Exclude all pictures, then copy each of the records exactly as written.
# Start of Given data
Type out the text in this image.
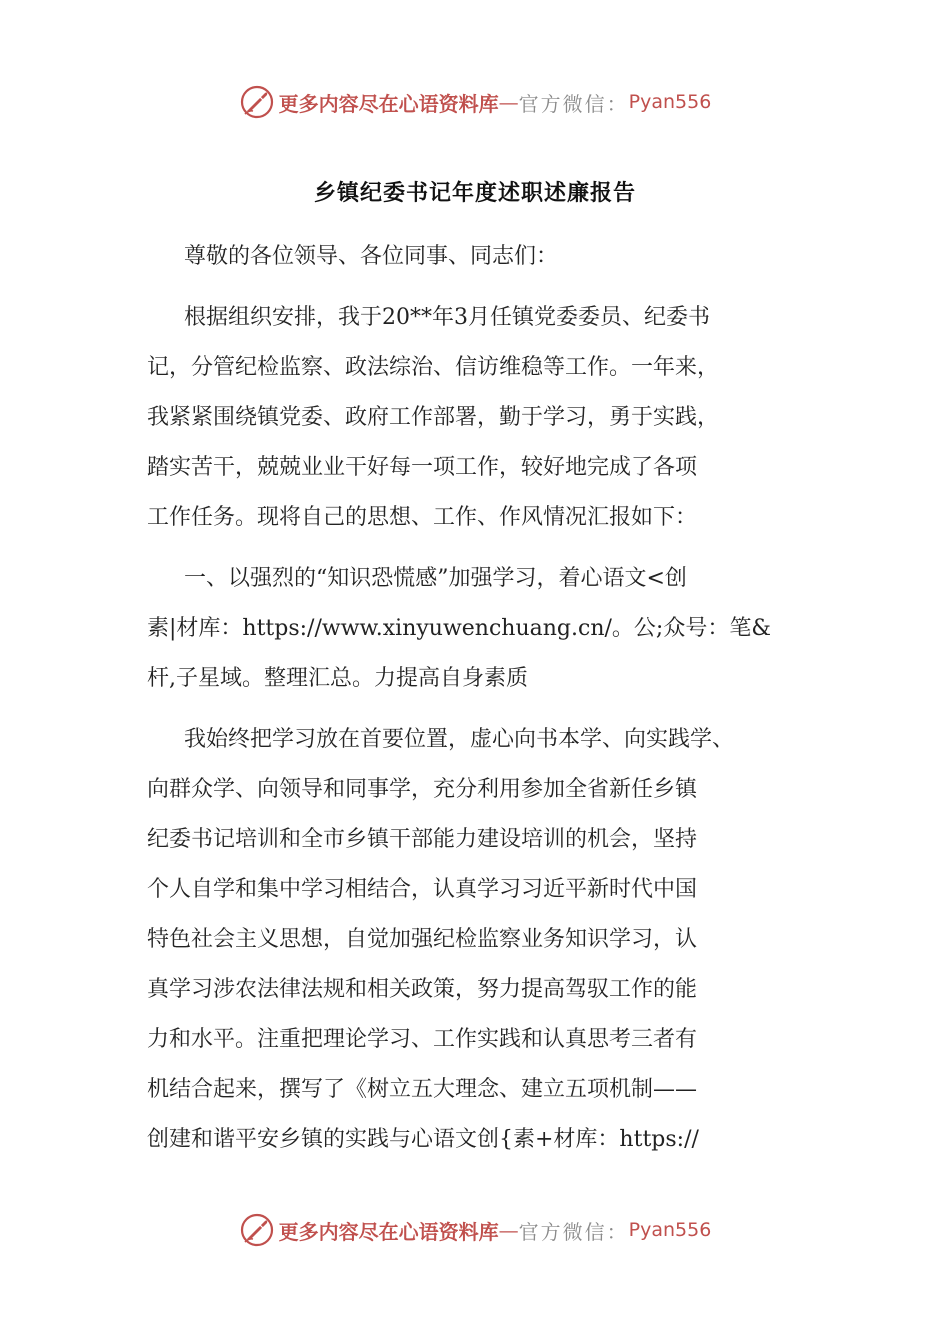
更多内容尽在心语资料库 — 官方微信： Pyan556
乡镇纪委书记年度述职述廉报告
尊敬的各位领导、各位同事、同志们：
根据组织安排，我于20**年3月任镇党委委员、纪委书
记，分管纪检监察、政法综治、信访维稳等工作。一年来，
我紧紧围绕镇党委、政府工作部署，勤于学习，勇于实践，
踏实苦干，兢兢业业干好每一项工作，较好地完成了各项
工作任务。现将自己的思想、工作、作风情况汇报如下：
一、以强烈的“知识恐慌感”加强学习，着心语文<创
素|材库：https://www.xinyuwenchuang.cn/。公;众号：笔&
杆,子星域。整理汇总。力提高自身素质
我始终把学习放在首要位置，虚心向书本学、向实践学、
向群众学、向领导和同事学，充分利用参加全省新任乡镇
纪委书记培训和全市乡镇干部能力建设培训的机会，坚持
个人自学和集中学习相结合，认真学习习近平新时代中国
特色社会主义思想，自觉加强纪检监察业务知识学习，认
真学习涉农法律法规和相关政策，努力提高驾驭工作的能
力和水平。注重把理论学习、工作实践和认真思考三者有
机结合起来，撰写了《树立五大理念、建立五项机制——
创建和谐平安乡镇的实践与心语文创{素+材库：https://
更多内容尽在心语资料库 — 官方微信： Pyan556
# End of Given data
Worked solution:
Type out the text in this image.
更多内容尽在心语资料库 — 官方微信： Pyan556
乡镇纪委书记年度述职述廉报告
尊敬的各位领导、各位同事、同志们：
根据组织安排，我于20**年3月任镇党委委员、纪委书
记，分管纪检监察、政法综治、信访维稳等工作。一年来，
我紧紧围绕镇党委、政府工作部署，勤于学习，勇于实践，
踏实苦干，兢兢业业干好每一项工作，较好地完成了各项
工作任务。现将自己的思想、工作、作风情况汇报如下：
一、以强烈的“知识恐慌感”加强学习，着心语文<创
素|材库：https://www.xinyuwenchuang.cn/。公;众号：笔&
杆,子星域。整理汇总。力提高自身素质
我始终把学习放在首要位置，虚心向书本学、向实践学、
向群众学、向领导和同事学，充分利用参加全省新任乡镇
纪委书记培训和全市乡镇干部能力建设培训的机会，坚持
个人自学和集中学习相结合，认真学习习近平新时代中国
特色社会主义思想，自觉加强纪检监察业务知识学习，认
真学习涉农法律法规和相关政策，努力提高驾驭工作的能
力和水平。注重把理论学习、工作实践和认真思考三者有
机结合起来，撰写了《树立五大理念、建立五项机制——
创建和谐平安乡镇的实践与心语文创{素+材库：https://
更多内容尽在心语资料库 — 官方微信： Pyan556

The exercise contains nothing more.